WORK REQUIRED ▸ All entries must be extracted exactly, with nothing added or dropped.

DATASET RECORDS start

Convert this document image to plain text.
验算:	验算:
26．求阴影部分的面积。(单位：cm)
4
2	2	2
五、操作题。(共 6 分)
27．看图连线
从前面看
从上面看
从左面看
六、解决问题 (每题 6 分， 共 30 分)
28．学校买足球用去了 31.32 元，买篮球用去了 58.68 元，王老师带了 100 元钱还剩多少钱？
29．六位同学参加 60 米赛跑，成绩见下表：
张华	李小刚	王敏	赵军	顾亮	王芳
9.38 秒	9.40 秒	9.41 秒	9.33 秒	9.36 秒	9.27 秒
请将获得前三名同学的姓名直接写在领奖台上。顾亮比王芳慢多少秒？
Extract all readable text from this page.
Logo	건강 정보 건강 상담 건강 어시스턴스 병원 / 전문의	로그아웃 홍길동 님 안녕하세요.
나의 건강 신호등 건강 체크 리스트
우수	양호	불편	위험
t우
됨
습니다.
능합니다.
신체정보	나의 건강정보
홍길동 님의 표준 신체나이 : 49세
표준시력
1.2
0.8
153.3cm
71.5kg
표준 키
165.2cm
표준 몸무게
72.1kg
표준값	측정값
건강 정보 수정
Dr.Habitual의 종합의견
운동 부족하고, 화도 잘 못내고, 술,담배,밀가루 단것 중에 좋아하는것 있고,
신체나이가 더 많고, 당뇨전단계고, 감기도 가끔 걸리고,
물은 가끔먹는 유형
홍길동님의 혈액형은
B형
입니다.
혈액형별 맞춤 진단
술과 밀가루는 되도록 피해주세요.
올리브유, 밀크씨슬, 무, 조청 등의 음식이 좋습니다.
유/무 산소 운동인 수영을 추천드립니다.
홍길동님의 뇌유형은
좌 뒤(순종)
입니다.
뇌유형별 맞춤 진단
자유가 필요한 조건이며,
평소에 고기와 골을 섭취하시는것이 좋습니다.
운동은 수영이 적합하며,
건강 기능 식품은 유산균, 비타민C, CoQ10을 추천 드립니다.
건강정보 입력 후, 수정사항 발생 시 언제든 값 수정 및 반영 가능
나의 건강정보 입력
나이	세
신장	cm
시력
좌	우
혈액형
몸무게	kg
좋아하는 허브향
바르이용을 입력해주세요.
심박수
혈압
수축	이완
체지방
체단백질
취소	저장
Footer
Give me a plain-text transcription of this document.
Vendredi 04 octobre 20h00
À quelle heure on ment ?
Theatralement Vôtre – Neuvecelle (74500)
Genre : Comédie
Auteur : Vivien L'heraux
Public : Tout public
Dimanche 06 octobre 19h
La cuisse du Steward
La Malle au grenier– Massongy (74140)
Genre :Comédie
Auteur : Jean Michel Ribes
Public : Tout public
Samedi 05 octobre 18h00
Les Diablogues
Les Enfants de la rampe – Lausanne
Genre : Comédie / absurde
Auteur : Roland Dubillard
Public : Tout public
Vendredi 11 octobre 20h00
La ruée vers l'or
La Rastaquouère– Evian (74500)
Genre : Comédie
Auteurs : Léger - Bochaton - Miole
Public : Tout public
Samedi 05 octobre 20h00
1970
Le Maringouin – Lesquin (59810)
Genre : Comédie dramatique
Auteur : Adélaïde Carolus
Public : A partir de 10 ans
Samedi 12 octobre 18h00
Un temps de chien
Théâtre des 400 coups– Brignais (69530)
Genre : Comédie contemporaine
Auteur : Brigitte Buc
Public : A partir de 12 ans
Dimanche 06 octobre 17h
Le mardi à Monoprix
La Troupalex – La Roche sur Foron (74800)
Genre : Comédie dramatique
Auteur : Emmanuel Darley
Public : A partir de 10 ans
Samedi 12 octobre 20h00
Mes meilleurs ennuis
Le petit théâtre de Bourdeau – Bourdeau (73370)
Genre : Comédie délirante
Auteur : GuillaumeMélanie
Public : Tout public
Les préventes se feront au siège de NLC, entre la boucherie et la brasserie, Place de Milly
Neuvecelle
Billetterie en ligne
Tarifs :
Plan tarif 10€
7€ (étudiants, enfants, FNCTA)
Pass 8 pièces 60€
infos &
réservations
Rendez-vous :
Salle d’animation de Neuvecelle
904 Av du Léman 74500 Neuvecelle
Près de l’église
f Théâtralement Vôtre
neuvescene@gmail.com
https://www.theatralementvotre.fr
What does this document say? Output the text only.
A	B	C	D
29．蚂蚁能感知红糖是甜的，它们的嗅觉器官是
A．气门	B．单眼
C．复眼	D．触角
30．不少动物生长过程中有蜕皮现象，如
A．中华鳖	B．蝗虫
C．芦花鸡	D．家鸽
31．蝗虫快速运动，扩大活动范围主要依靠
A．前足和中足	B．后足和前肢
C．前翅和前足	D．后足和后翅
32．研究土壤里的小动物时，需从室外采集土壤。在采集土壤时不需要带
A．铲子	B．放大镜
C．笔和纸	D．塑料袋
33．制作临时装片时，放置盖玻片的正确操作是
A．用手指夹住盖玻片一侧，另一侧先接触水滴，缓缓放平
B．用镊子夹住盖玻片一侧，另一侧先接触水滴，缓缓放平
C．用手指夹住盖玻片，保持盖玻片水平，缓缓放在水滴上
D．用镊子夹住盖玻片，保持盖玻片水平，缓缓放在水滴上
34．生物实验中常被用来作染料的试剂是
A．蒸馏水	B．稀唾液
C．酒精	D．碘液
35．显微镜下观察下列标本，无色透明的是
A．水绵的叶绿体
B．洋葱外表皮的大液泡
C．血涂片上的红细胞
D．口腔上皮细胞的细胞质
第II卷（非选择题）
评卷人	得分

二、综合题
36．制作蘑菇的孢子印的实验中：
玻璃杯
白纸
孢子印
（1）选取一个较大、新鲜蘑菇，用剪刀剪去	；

DATASET RECORDS end

EXERCISE OUTPUT ▸
Convert this document image to plain text.
验算:	验算:
26．求阴影部分的面积。(单位：cm)
4
2	2	2
五、操作题。(共 6 分)
27．看图连线
从前面看
从上面看
从左面看
六、解决问题 (每题 6 分， 共 30 分)
28．学校买足球用去了 31.32 元，买篮球用去了 58.68 元，王老师带了 100 元钱还剩多少钱？
29．六位同学参加 60 米赛跑，成绩见下表：
张华	李小刚	王敏	赵军	顾亮	王芳
9.38 秒	9.40 秒	9.41 秒	9.33 秒	9.36 秒	9.27 秒
请将获得前三名同学的姓名直接写在领奖台上。顾亮比王芳慢多少秒？
Extract all readable text from this page.
Logo	건강 정보 건강 상담 건강 어시스턴스 병원 / 전문의	로그아웃 홍길동 님 안녕하세요.
나의 건강 신호등 건강 체크 리스트
우수	양호	불편	위험
t우
됨
습니다.
능합니다.
신체정보	나의 건강정보
홍길동 님의 표준 신체나이 : 49세
표준시력
1.2
0.8
153.3cm
71.5kg
표준 키
165.2cm
표준 몸무게
72.1kg
표준값	측정값
건강 정보 수정
Dr.Habitual의 종합의견
운동 부족하고, 화도 잘 못내고, 술,담배,밀가루 단것 중에 좋아하는것 있고,
신체나이가 더 많고, 당뇨전단계고, 감기도 가끔 걸리고,
물은 가끔먹는 유형
홍길동님의 혈액형은
B형
입니다.
혈액형별 맞춤 진단
술과 밀가루는 되도록 피해주세요.
올리브유, 밀크씨슬, 무, 조청 등의 음식이 좋습니다.
유/무 산소 운동인 수영을 추천드립니다.
홍길동님의 뇌유형은
좌 뒤(순종)
입니다.
뇌유형별 맞춤 진단
자유가 필요한 조건이며,
평소에 고기와 골을 섭취하시는것이 좋습니다.
운동은 수영이 적합하며,
건강 기능 식품은 유산균, 비타민C, CoQ10을 추천 드립니다.
건강정보 입력 후, 수정사항 발생 시 언제든 값 수정 및 반영 가능
나의 건강정보 입력
나이	세
신장	cm
시력
좌	우
혈액형
몸무게	kg
좋아하는 허브향
바르이용을 입력해주세요.
심박수
혈압
수축	이완
체지방
체단백질
취소	저장
Footer
Give me a plain-text transcription of this document.
Vendredi 04 octobre 20h00
À quelle heure on ment ?
Theatralement Vôtre – Neuvecelle (74500)
Genre : Comédie
Auteur : Vivien L'heraux
Public : Tout public
Dimanche 06 octobre 19h
La cuisse du Steward
La Malle au grenier– Massongy (74140)
Genre :Comédie
Auteur : Jean Michel Ribes
Public : Tout public
Samedi 05 octobre 18h00
Les Diablogues
Les Enfants de la rampe – Lausanne
Genre : Comédie / absurde
Auteur : Roland Dubillard
Public : Tout public
Vendredi 11 octobre 20h00
La ruée vers l'or
La Rastaquouère– Evian (74500)
Genre : Comédie
Auteurs : Léger - Bochaton - Miole
Public : Tout public
Samedi 05 octobre 20h00
1970
Le Maringouin – Lesquin (59810)
Genre : Comédie dramatique
Auteur : Adélaïde Carolus
Public : A partir de 10 ans
Samedi 12 octobre 18h00
Un temps de chien
Théâtre des 400 coups– Brignais (69530)
Genre : Comédie contemporaine
Auteur : Brigitte Buc
Public : A partir de 12 ans
Dimanche 06 octobre 17h
Le mardi à Monoprix
La Troupalex – La Roche sur Foron (74800)
Genre : Comédie dramatique
Auteur : Emmanuel Darley
Public : A partir de 10 ans
Samedi 12 octobre 20h00
Mes meilleurs ennuis
Le petit théâtre de Bourdeau – Bourdeau (73370)
Genre : Comédie délirante
Auteur : GuillaumeMélanie
Public : Tout public
Les préventes se feront au siège de NLC, entre la boucherie et la brasserie, Place de Milly
Neuvecelle
Billetterie en ligne
Tarifs :
Plan tarif 10€
7€ (étudiants, enfants, FNCTA)
Pass 8 pièces 60€
infos &
réservations
Rendez-vous :
Salle d’animation de Neuvecelle
904 Av du Léman 74500 Neuvecelle
Près de l’église
f Théâtralement Vôtre
neuvescene@gmail.com
https://www.theatralementvotre.fr
What does this document say? Output the text only.
A	B	C	D
29．蚂蚁能感知红糖是甜的，它们的嗅觉器官是
A．气门	B．单眼
C．复眼	D．触角
30．不少动物生长过程中有蜕皮现象，如
A．中华鳖	B．蝗虫
C．芦花鸡	D．家鸽
31．蝗虫快速运动，扩大活动范围主要依靠
A．前足和中足	B．后足和前肢
C．前翅和前足	D．后足和后翅
32．研究土壤里的小动物时，需从室外采集土壤。在采集土壤时不需要带
A．铲子	B．放大镜
C．笔和纸	D．塑料袋
33．制作临时装片时，放置盖玻片的正确操作是
A．用手指夹住盖玻片一侧，另一侧先接触水滴，缓缓放平
B．用镊子夹住盖玻片一侧，另一侧先接触水滴，缓缓放平
C．用手指夹住盖玻片，保持盖玻片水平，缓缓放在水滴上
D．用镊子夹住盖玻片，保持盖玻片水平，缓缓放在水滴上
34．生物实验中常被用来作染料的试剂是
A．蒸馏水	B．稀唾液
C．酒精	D．碘液
35．显微镜下观察下列标本，无色透明的是
A．水绵的叶绿体
B．洋葱外表皮的大液泡
C．血涂片上的红细胞
D．口腔上皮细胞的细胞质
第II卷（非选择题）
评卷人	得分

二、综合题
36．制作蘑菇的孢子印的实验中：
玻璃杯
白纸
孢子印
（1）选取一个较大、新鲜蘑菇，用剪刀剪去	；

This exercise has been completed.